Ideally, go so far as to prototype it, making functions that hardwire the notebook examples so you can see how it would work. Think about how it could work not as below with astroquery.heasarc.list_sia_services(), for example, but just as astroquery.list_sia_services(). The whole point is the user should care which site it comes from.

If NAVO develops astroquery.vo, we could use things like:

TAP:  

    astroquery.vo.Registry.query( ... lots of options ...)
    astroquery.vo.Registry.list_image_services(source='heasarc') 

TAP:  

    astroquery.vo.Registry.surveys_like("Redshift”,source='heasarc')

SIA:  
    
    astroquery.vo.Image.get_image() # skyview vs xamin? 


 notes on Vandana’s collected workshop notebook:


In [2]:
import matplotlib
import matplotlib.pyplot as plt
%matplotlib inline  
import requests, io, astropy
from IPython.display import Image, display

## For handling ordinary astropy Tables
from astropy.table import Table

## For reading FITS files
import astropy.io.fits as apfits

## There are a number of relatively unimportant warnings that 
## show up, so for now, suppress them:
import warnings
warnings.filterwarnings("ignore")

TASK :: Which passage in the astroquery notes begins with the words containing "Ideally, go so" and ends with "of options ...)"? Extract it word for word.

Lines of data:
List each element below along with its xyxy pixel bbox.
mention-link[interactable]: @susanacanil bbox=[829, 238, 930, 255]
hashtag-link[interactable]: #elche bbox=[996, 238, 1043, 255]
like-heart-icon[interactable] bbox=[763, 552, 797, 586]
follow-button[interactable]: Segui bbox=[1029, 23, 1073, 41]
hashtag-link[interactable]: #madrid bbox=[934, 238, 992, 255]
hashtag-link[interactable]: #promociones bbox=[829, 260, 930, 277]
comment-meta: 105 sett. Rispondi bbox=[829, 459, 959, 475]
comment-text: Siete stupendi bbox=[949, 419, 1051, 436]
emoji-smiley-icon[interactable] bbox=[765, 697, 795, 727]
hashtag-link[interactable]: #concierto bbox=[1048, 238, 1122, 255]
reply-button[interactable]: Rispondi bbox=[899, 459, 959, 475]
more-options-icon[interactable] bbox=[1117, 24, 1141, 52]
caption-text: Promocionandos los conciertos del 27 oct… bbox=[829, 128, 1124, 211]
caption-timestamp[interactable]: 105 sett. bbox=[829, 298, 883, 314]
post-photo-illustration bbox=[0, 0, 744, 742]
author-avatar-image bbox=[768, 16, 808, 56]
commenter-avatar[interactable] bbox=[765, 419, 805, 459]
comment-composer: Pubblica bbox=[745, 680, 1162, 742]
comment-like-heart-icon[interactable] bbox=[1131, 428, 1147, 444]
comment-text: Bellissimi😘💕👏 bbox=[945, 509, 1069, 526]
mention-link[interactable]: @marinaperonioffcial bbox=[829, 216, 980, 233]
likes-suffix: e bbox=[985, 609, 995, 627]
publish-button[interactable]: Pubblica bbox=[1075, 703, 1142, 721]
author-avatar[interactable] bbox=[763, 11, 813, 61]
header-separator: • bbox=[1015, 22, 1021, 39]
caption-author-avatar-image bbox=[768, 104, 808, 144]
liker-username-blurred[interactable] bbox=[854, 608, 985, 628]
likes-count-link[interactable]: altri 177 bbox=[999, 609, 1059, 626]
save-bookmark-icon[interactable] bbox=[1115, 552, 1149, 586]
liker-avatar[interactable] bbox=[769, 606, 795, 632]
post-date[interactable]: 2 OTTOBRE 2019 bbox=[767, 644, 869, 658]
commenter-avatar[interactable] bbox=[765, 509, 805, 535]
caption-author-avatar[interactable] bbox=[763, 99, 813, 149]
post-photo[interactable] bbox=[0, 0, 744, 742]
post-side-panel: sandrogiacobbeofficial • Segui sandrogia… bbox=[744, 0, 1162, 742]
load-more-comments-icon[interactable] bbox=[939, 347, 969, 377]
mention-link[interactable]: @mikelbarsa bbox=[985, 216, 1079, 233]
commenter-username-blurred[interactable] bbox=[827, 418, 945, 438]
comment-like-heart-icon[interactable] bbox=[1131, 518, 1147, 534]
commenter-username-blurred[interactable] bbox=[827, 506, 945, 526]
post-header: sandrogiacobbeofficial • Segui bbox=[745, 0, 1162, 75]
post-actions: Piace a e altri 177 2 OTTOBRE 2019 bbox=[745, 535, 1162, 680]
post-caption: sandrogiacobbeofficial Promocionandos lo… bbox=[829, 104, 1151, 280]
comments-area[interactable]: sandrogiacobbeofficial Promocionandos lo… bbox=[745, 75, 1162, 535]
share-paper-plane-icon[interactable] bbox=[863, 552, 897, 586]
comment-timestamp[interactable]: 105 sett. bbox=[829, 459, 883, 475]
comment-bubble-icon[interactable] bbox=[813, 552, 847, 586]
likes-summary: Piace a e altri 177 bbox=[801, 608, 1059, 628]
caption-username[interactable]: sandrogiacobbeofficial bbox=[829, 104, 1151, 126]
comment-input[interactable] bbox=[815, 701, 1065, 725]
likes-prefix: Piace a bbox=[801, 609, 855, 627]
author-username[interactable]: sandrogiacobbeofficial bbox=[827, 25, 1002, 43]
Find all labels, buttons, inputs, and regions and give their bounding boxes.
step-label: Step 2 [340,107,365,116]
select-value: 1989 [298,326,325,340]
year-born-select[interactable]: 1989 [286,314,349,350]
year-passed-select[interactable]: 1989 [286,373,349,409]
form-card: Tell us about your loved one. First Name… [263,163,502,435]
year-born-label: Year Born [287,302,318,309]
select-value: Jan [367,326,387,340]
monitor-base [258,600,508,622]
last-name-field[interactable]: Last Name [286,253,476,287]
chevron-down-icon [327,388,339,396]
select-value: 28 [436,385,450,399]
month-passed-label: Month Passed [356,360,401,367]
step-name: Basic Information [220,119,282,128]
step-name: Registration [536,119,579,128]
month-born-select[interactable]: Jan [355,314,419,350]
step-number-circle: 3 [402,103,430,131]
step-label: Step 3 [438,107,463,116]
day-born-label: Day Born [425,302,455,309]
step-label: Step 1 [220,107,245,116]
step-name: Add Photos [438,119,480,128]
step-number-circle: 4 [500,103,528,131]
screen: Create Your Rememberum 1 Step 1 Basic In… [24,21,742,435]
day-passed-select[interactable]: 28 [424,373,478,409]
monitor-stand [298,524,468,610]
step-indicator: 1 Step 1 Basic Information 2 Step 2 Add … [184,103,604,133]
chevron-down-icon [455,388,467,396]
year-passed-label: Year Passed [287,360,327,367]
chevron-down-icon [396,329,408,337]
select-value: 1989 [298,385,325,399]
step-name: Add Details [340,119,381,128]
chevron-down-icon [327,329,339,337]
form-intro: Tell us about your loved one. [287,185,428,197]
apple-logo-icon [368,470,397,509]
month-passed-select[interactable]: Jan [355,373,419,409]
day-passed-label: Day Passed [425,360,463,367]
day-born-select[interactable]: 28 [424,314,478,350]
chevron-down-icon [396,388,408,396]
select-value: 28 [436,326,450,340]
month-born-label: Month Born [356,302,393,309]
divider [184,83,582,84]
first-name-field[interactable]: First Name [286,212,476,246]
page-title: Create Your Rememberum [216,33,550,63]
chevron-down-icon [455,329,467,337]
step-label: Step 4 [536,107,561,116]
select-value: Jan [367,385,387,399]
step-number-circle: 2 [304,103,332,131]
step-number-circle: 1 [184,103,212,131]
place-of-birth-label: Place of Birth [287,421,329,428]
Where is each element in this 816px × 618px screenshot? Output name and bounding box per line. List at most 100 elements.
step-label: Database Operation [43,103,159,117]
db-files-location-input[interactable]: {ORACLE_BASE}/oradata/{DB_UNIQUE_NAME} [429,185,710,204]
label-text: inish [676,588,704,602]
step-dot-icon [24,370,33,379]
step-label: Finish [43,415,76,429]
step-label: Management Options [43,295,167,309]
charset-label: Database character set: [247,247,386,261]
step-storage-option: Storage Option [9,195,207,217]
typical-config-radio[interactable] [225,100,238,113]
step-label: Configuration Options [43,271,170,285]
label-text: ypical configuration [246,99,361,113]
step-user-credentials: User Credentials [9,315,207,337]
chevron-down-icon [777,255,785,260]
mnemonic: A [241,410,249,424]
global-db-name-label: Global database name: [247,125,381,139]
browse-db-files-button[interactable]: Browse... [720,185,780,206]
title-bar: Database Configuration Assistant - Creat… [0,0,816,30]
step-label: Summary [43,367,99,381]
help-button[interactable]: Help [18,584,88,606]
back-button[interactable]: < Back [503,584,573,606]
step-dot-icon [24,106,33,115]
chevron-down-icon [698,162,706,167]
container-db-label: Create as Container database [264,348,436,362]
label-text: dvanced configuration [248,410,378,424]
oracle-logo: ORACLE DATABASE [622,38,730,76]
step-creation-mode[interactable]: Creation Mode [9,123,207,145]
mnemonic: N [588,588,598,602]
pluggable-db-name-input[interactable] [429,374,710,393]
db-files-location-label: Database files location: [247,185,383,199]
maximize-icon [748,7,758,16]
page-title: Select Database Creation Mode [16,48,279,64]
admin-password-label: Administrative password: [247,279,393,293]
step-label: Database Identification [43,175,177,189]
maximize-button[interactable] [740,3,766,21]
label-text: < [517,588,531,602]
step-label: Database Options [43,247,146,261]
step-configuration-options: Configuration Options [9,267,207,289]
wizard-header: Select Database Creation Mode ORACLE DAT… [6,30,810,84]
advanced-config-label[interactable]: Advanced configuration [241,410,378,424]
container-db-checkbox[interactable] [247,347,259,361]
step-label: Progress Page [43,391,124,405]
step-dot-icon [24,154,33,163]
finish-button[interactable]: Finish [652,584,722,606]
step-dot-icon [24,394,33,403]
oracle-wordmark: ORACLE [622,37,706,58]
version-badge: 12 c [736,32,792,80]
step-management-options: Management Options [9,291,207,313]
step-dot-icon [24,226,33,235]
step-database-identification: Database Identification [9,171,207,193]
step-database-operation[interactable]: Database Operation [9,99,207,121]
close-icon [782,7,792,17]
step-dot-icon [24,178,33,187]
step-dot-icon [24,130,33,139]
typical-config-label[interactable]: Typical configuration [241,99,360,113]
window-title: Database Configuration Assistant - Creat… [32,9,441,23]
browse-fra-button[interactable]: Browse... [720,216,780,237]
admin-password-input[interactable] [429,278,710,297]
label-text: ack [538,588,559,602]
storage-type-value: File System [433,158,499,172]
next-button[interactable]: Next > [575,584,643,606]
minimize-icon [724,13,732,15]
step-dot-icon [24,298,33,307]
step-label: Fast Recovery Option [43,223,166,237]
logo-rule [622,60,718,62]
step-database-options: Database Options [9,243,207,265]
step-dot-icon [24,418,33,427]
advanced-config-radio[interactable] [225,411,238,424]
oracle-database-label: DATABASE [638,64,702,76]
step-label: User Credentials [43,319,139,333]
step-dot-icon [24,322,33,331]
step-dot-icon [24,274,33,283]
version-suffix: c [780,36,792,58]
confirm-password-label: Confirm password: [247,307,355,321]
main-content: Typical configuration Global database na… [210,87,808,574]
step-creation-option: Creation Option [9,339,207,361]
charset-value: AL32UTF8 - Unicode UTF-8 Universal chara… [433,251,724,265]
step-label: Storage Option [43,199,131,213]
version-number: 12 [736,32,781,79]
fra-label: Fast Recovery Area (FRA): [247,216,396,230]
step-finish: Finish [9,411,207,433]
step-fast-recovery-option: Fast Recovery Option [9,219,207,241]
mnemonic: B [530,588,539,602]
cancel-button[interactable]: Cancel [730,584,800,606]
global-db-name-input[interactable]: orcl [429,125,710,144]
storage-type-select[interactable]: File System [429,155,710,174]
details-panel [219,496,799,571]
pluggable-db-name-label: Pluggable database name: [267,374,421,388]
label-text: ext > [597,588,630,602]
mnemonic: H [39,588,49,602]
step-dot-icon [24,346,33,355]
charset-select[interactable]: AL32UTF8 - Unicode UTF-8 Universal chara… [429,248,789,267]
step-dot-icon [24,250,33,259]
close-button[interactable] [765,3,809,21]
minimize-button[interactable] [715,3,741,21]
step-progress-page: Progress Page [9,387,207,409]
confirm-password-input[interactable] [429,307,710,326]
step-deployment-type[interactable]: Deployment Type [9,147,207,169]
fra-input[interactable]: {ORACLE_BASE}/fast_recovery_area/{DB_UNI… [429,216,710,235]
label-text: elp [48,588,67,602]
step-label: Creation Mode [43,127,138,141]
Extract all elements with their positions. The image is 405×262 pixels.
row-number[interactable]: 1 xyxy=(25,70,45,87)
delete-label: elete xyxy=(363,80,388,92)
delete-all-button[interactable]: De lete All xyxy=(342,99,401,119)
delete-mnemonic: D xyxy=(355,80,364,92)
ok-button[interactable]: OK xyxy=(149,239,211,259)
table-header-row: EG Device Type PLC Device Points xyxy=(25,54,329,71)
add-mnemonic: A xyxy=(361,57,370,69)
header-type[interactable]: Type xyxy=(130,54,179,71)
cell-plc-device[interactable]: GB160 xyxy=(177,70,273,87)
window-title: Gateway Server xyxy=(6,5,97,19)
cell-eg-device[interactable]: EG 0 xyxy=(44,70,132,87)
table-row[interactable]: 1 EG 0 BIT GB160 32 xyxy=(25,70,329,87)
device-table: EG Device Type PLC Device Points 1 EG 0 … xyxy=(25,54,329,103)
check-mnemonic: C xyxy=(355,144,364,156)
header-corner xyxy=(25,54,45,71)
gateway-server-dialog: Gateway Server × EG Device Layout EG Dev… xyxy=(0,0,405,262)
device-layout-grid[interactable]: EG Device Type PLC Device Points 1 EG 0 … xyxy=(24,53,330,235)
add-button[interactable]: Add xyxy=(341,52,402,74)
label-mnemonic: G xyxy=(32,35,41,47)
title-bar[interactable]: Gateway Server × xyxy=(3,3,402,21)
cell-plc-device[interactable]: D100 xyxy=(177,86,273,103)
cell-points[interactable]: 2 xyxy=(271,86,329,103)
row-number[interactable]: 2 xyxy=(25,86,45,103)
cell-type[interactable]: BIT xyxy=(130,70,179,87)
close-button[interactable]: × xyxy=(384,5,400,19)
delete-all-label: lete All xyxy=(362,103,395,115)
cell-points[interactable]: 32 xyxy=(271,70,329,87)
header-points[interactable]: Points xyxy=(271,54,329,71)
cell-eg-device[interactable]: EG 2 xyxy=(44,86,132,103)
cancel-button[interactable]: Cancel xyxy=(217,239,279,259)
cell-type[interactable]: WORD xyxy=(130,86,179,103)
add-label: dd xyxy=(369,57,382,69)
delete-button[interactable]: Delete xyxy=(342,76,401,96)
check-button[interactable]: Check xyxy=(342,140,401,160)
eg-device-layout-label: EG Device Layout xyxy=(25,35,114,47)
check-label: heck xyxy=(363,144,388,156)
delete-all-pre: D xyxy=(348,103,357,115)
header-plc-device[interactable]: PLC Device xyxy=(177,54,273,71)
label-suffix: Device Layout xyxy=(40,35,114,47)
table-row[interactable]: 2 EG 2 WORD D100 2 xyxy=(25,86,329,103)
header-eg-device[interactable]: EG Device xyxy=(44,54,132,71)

TASK RESULT ::
Ideally, go so far as to prototype it, making functions that hardwire the notebook examples so you can see how it would work. Think about how it could work not as below with astroquery.heasarc.list_sia_services(), for example, but just as astroquery.list_sia_services(). The whole point is the user should care which site it comes from.

If NAVO develops astroquery.vo, we could use things like:

TAP:  

    astroquery.vo.Registry.query( ... lots of options ...)